**What is required:**
Write down each entry again, exactly as it reads.

____ Dataset excerpts

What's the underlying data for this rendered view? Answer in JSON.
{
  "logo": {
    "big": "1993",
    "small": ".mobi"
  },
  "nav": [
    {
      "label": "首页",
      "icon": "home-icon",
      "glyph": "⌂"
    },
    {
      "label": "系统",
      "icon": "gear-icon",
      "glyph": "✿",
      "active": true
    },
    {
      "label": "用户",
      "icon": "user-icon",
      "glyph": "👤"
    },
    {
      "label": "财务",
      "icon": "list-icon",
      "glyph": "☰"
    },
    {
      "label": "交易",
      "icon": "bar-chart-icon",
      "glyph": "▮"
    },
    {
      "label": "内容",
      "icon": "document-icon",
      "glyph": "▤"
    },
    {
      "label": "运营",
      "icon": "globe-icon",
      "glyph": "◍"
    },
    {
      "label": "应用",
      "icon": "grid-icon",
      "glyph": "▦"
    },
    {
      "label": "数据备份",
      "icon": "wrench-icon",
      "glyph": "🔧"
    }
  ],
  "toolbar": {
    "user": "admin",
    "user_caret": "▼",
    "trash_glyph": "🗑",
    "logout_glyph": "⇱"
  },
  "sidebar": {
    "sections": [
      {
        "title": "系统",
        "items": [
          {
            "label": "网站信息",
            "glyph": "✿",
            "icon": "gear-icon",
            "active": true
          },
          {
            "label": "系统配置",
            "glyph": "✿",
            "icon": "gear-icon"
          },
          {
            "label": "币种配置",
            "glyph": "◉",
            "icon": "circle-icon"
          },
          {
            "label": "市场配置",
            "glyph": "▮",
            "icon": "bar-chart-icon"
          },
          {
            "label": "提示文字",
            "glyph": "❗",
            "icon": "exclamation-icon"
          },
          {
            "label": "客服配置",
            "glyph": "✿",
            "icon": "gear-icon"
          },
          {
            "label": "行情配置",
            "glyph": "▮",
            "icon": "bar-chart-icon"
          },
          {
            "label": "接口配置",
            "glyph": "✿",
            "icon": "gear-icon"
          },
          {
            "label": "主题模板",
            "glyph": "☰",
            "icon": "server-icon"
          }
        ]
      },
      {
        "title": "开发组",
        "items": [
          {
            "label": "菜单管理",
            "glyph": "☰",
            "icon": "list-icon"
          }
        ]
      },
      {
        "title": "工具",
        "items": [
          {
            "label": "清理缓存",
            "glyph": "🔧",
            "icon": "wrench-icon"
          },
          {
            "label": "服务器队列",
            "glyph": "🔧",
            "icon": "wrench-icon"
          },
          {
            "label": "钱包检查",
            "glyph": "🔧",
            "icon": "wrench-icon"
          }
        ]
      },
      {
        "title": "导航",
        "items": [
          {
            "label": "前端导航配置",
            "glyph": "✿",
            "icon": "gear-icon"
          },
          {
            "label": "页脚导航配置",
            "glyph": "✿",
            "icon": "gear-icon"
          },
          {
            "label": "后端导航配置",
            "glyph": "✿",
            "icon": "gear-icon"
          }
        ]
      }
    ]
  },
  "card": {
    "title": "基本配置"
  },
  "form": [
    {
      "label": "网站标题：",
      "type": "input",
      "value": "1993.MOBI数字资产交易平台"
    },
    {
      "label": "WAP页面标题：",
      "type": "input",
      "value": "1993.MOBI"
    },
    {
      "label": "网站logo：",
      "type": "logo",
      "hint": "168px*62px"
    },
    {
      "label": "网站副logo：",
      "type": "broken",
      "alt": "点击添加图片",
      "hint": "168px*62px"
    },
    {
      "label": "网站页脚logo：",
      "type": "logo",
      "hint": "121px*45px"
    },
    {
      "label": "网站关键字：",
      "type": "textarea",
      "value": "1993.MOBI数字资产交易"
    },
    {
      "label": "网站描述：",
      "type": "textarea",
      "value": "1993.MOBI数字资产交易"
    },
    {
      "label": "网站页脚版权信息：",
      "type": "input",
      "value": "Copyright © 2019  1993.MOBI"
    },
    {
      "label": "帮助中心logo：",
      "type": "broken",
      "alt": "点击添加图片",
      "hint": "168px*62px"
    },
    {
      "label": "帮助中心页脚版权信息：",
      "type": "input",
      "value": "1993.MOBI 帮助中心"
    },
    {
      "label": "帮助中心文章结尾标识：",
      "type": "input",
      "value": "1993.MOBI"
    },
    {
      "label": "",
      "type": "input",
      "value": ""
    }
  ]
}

________

**Full solution:**
What's the underlying data for this rendered view? Answer in JSON.
{
  "logo": {
    "big": "1993",
    "small": ".mobi"
  },
  "nav": [
    {
      "label": "首页",
      "icon": "home-icon",
      "glyph": "⌂"
    },
    {
      "label": "系统",
      "icon": "gear-icon",
      "glyph": "✿",
      "active": true
    },
    {
      "label": "用户",
      "icon": "user-icon",
      "glyph": "👤"
    },
    {
      "label": "财务",
      "icon": "list-icon",
      "glyph": "☰"
    },
    {
      "label": "交易",
      "icon": "bar-chart-icon",
      "glyph": "▮"
    },
    {
      "label": "内容",
      "icon": "document-icon",
      "glyph": "▤"
    },
    {
      "label": "运营",
      "icon": "globe-icon",
      "glyph": "◍"
    },
    {
      "label": "应用",
      "icon": "grid-icon",
      "glyph": "▦"
    },
    {
      "label": "数据备份",
      "icon": "wrench-icon",
      "glyph": "🔧"
    }
  ],
  "toolbar": {
    "user": "admin",
    "user_caret": "▼",
    "trash_glyph": "🗑",
    "logout_glyph": "⇱"
  },
  "sidebar": {
    "sections": [
      {
        "title": "系统",
        "items": [
          {
            "label": "网站信息",
            "glyph": "✿",
            "icon": "gear-icon",
            "active": true
          },
          {
            "label": "系统配置",
            "glyph": "✿",
            "icon": "gear-icon"
          },
          {
            "label": "币种配置",
            "glyph": "◉",
            "icon": "circle-icon"
          },
          {
            "label": "市场配置",
            "glyph": "▮",
            "icon": "bar-chart-icon"
          },
          {
            "label": "提示文字",
            "glyph": "❗",
            "icon": "exclamation-icon"
          },
          {
            "label": "客服配置",
            "glyph": "✿",
            "icon": "gear-icon"
          },
          {
            "label": "行情配置",
            "glyph": "▮",
            "icon": "bar-chart-icon"
          },
          {
            "label": "接口配置",
            "glyph": "✿",
            "icon": "gear-icon"
          },
          {
            "label": "主题模板",
            "glyph": "☰",
            "icon": "server-icon"
          }
        ]
      },
      {
        "title": "开发组",
        "items": [
          {
            "label": "菜单管理",
            "glyph": "☰",
            "icon": "list-icon"
          }
        ]
      },
      {
        "title": "工具",
        "items": [
          {
            "label": "清理缓存",
            "glyph": "🔧",
            "icon": "wrench-icon"
          },
          {
            "label": "服务器队列",
            "glyph": "🔧",
            "icon": "wrench-icon"
          },
          {
            "label": "钱包检查",
            "glyph": "🔧",
            "icon": "wrench-icon"
          }
        ]
      },
      {
        "title": "导航",
        "items": [
          {
            "label": "前端导航配置",
            "glyph": "✿",
            "icon": "gear-icon"
          },
          {
            "label": "页脚导航配置",
            "glyph": "✿",
            "icon": "gear-icon"
          },
          {
            "label": "后端导航配置",
            "glyph": "✿",
            "icon": "gear-icon"
          }
        ]
      }
    ]
  },
  "card": {
    "title": "基本配置"
  },
  "form": [
    {
      "label": "网站标题：",
      "type": "input",
      "value": "1993.MOBI数字资产交易平台"
    },
    {
      "label": "WAP页面标题：",
      "type": "input",
      "value": "1993.MOBI"
    },
    {
      "label": "网站logo：",
      "type": "logo",
      "hint": "168px*62px"
    },
    {
      "label": "网站副logo：",
      "type": "broken",
      "alt": "点击添加图片",
      "hint": "168px*62px"
    },
    {
      "label": "网站页脚logo：",
      "type": "logo",
      "hint": "121px*45px"
    },
    {
      "label": "网站关键字：",
      "type": "textarea",
      "value": "1993.MOBI数字资产交易"
    },
    {
      "label": "网站描述：",
      "type": "textarea",
      "value": "1993.MOBI数字资产交易"
    },
    {
      "label": "网站页脚版权信息：",
      "type": "input",
      "value": "Copyright © 2019  1993.MOBI"
    },
    {
      "label": "帮助中心logo：",
      "type": "broken",
      "alt": "点击添加图片",
      "hint": "168px*62px"
    },
    {
      "label": "帮助中心页脚版权信息：",
      "type": "input",
      "value": "1993.MOBI 帮助中心"
    },
    {
      "label": "帮助中心文章结尾标识：",
      "type": "input",
      "value": "1993.MOBI"
    },
    {
      "label": "",
      "type": "input",
      "value": ""
    }
  ]
}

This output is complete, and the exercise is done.